─── Entries provided

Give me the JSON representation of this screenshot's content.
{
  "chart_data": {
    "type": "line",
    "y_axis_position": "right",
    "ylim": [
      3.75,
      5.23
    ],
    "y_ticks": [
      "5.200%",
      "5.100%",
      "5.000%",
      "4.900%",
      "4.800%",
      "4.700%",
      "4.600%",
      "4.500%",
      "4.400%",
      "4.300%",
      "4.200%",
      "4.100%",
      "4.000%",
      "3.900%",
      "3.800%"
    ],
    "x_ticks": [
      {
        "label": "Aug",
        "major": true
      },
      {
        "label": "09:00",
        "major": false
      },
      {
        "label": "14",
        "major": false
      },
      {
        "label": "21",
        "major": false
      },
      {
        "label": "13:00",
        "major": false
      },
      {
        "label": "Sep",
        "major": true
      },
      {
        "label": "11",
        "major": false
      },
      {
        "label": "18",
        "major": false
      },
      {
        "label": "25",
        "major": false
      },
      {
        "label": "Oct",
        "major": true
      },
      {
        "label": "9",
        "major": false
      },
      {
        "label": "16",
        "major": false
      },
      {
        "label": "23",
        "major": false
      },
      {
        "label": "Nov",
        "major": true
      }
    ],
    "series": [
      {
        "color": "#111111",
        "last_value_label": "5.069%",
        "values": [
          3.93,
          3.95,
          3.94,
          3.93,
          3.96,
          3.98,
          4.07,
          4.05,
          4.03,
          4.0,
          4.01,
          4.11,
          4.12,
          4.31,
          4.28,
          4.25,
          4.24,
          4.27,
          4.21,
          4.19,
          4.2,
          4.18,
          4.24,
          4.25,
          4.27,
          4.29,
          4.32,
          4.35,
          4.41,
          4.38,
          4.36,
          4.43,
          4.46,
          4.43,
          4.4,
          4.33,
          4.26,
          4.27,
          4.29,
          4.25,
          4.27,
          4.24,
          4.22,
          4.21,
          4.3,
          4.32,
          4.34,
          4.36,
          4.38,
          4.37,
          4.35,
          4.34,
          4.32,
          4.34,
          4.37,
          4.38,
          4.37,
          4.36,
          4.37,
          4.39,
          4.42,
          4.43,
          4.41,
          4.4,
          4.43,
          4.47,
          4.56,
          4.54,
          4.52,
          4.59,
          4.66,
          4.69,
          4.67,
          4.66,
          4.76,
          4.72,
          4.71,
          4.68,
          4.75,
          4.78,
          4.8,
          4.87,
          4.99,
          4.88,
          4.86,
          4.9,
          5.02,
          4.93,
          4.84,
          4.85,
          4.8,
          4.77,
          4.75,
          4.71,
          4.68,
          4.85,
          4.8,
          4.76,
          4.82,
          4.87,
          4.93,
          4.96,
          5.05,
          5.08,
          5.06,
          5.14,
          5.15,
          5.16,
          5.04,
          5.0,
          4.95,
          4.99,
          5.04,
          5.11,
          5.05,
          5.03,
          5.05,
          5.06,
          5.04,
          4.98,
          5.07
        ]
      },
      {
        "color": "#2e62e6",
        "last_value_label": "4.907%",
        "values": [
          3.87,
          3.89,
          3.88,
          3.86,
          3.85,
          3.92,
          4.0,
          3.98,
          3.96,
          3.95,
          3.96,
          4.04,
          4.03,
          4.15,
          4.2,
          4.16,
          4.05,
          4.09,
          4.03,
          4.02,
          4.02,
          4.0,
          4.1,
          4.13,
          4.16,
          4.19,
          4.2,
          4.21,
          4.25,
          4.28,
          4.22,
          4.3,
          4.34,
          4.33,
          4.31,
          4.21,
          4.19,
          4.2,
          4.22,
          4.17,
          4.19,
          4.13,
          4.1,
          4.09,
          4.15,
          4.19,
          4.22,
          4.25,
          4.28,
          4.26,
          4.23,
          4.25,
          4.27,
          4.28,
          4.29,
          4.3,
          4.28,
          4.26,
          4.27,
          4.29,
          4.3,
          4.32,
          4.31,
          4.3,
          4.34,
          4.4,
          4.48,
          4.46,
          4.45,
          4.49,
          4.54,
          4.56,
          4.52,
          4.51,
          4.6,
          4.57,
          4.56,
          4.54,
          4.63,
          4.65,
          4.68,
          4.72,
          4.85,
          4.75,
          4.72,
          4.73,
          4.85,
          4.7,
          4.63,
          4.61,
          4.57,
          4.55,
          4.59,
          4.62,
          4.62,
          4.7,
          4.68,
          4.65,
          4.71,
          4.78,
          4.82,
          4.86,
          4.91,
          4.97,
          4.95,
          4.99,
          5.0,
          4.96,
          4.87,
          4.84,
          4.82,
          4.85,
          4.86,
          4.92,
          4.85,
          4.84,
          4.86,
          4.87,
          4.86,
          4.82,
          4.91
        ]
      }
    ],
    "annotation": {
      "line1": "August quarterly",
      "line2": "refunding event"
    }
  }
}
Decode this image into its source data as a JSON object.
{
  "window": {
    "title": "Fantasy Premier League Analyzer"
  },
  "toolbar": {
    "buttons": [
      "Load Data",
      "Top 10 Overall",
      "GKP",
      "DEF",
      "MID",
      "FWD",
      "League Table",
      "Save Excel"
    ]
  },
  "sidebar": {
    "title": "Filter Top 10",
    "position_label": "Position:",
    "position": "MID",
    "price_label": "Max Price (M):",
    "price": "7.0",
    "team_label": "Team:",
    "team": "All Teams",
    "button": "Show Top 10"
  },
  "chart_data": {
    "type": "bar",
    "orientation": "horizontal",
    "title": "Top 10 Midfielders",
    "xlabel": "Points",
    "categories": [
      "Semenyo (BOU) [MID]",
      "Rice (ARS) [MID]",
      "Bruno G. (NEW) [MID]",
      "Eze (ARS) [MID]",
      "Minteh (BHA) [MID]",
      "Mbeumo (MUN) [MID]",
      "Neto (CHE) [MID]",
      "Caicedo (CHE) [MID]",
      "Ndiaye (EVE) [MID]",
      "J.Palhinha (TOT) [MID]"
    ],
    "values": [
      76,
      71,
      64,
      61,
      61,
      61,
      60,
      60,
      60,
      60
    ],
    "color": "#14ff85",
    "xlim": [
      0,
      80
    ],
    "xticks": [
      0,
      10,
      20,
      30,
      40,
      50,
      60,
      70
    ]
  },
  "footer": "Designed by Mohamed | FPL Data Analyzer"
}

──────

_What the task asks_: Transcribe all the entries, keeping each one exactly as it is.

_Answer below_:
Give me the JSON representation of this screenshot's content.
{
  "chart_data": {
    "type": "line",
    "y_axis_position": "right",
    "ylim": [
      3.75,
      5.23
    ],
    "y_ticks": [
      "5.200%",
      "5.100%",
      "5.000%",
      "4.900%",
      "4.800%",
      "4.700%",
      "4.600%",
      "4.500%",
      "4.400%",
      "4.300%",
      "4.200%",
      "4.100%",
      "4.000%",
      "3.900%",
      "3.800%"
    ],
    "x_ticks": [
      {
        "label": "Aug",
        "major": true
      },
      {
        "label": "09:00",
        "major": false
      },
      {
        "label": "14",
        "major": false
      },
      {
        "label": "21",
        "major": false
      },
      {
        "label": "13:00",
        "major": false
      },
      {
        "label": "Sep",
        "major": true
      },
      {
        "label": "11",
        "major": false
      },
      {
        "label": "18",
        "major": false
      },
      {
        "label": "25",
        "major": false
      },
      {
        "label": "Oct",
        "major": true
      },
      {
        "label": "9",
        "major": false
      },
      {
        "label": "16",
        "major": false
      },
      {
        "label": "23",
        "major": false
      },
      {
        "label": "Nov",
        "major": true
      }
    ],
    "series": [
      {
        "color": "#111111",
        "last_value_label": "5.069%",
        "values": [
          3.93,
          3.95,
          3.94,
          3.93,
          3.96,
          3.98,
          4.07,
          4.05,
          4.03,
          4.0,
          4.01,
          4.11,
          4.12,
          4.31,
          4.28,
          4.25,
          4.24,
          4.27,
          4.21,
          4.19,
          4.2,
          4.18,
          4.24,
          4.25,
          4.27,
          4.29,
          4.32,
          4.35,
          4.41,
          4.38,
          4.36,
          4.43,
          4.46,
          4.43,
          4.4,
          4.33,
          4.26,
          4.27,
          4.29,
          4.25,
          4.27,
          4.24,
          4.22,
          4.21,
          4.3,
          4.32,
          4.34,
          4.36,
          4.38,
          4.37,
          4.35,
          4.34,
          4.32,
          4.34,
          4.37,
          4.38,
          4.37,
          4.36,
          4.37,
          4.39,
          4.42,
          4.43,
          4.41,
          4.4,
          4.43,
          4.47,
          4.56,
          4.54,
          4.52,
          4.59,
          4.66,
          4.69,
          4.67,
          4.66,
          4.76,
          4.72,
          4.71,
          4.68,
          4.75,
          4.78,
          4.8,
          4.87,
          4.99,
          4.88,
          4.86,
          4.9,
          5.02,
          4.93,
          4.84,
          4.85,
          4.8,
          4.77,
          4.75,
          4.71,
          4.68,
          4.85,
          4.8,
          4.76,
          4.82,
          4.87,
          4.93,
          4.96,
          5.05,
          5.08,
          5.06,
          5.14,
          5.15,
          5.16,
          5.04,
          5.0,
          4.95,
          4.99,
          5.04,
          5.11,
          5.05,
          5.03,
          5.05,
          5.06,
          5.04,
          4.98,
          5.07
        ]
      },
      {
        "color": "#2e62e6",
        "last_value_label": "4.907%",
        "values": [
          3.87,
          3.89,
          3.88,
          3.86,
          3.85,
          3.92,
          4.0,
          3.98,
          3.96,
          3.95,
          3.96,
          4.04,
          4.03,
          4.15,
          4.2,
          4.16,
          4.05,
          4.09,
          4.03,
          4.02,
          4.02,
          4.0,
          4.1,
          4.13,
          4.16,
          4.19,
          4.2,
          4.21,
          4.25,
          4.28,
          4.22,
          4.3,
          4.34,
          4.33,
          4.31,
          4.21,
          4.19,
          4.2,
          4.22,
          4.17,
          4.19,
          4.13,
          4.1,
          4.09,
          4.15,
          4.19,
          4.22,
          4.25,
          4.28,
          4.26,
          4.23,
          4.25,
          4.27,
          4.28,
          4.29,
          4.3,
          4.28,
          4.26,
          4.27,
          4.29,
          4.3,
          4.32,
          4.31,
          4.3,
          4.34,
          4.4,
          4.48,
          4.46,
          4.45,
          4.49,
          4.54,
          4.56,
          4.52,
          4.51,
          4.6,
          4.57,
          4.56,
          4.54,
          4.63,
          4.65,
          4.68,
          4.72,
          4.85,
          4.75,
          4.72,
          4.73,
          4.85,
          4.7,
          4.63,
          4.61,
          4.57,
          4.55,
          4.59,
          4.62,
          4.62,
          4.7,
          4.68,
          4.65,
          4.71,
          4.78,
          4.82,
          4.86,
          4.91,
          4.97,
          4.95,
          4.99,
          5.0,
          4.96,
          4.87,
          4.84,
          4.82,
          4.85,
          4.86,
          4.92,
          4.85,
          4.84,
          4.86,
          4.87,
          4.86,
          4.82,
          4.91
        ]
      }
    ],
    "annotation": {
      "line1": "August quarterly",
      "line2": "refunding event"
    }
  }
}
Decode this image into its source data as a JSON object.
{
  "window": {
    "title": "Fantasy Premier League Analyzer"
  },
  "toolbar": {
    "buttons": [
      "Load Data",
      "Top 10 Overall",
      "GKP",
      "DEF",
      "MID",
      "FWD",
      "League Table",
      "Save Excel"
    ]
  },
  "sidebar": {
    "title": "Filter Top 10",
    "position_label": "Position:",
    "position": "MID",
    "price_label": "Max Price (M):",
    "price": "7.0",
    "team_label": "Team:",
    "team": "All Teams",
    "button": "Show Top 10"
  },
  "chart_data": {
    "type": "bar",
    "orientation": "horizontal",
    "title": "Top 10 Midfielders",
    "xlabel": "Points",
    "categories": [
      "Semenyo (BOU) [MID]",
      "Rice (ARS) [MID]",
      "Bruno G. (NEW) [MID]",
      "Eze (ARS) [MID]",
      "Minteh (BHA) [MID]",
      "Mbeumo (MUN) [MID]",
      "Neto (CHE) [MID]",
      "Caicedo (CHE) [MID]",
      "Ndiaye (EVE) [MID]",
      "J.Palhinha (TOT) [MID]"
    ],
    "values": [
      76,
      71,
      64,
      61,
      61,
      61,
      60,
      60,
      60,
      60
    ],
    "color": "#14ff85",
    "xlim": [
      0,
      80
    ],
    "xticks": [
      0,
      10,
      20,
      30,
      40,
      50,
      60,
      70
    ]
  },
  "footer": "Designed by Mohamed | FPL Data Analyzer"
}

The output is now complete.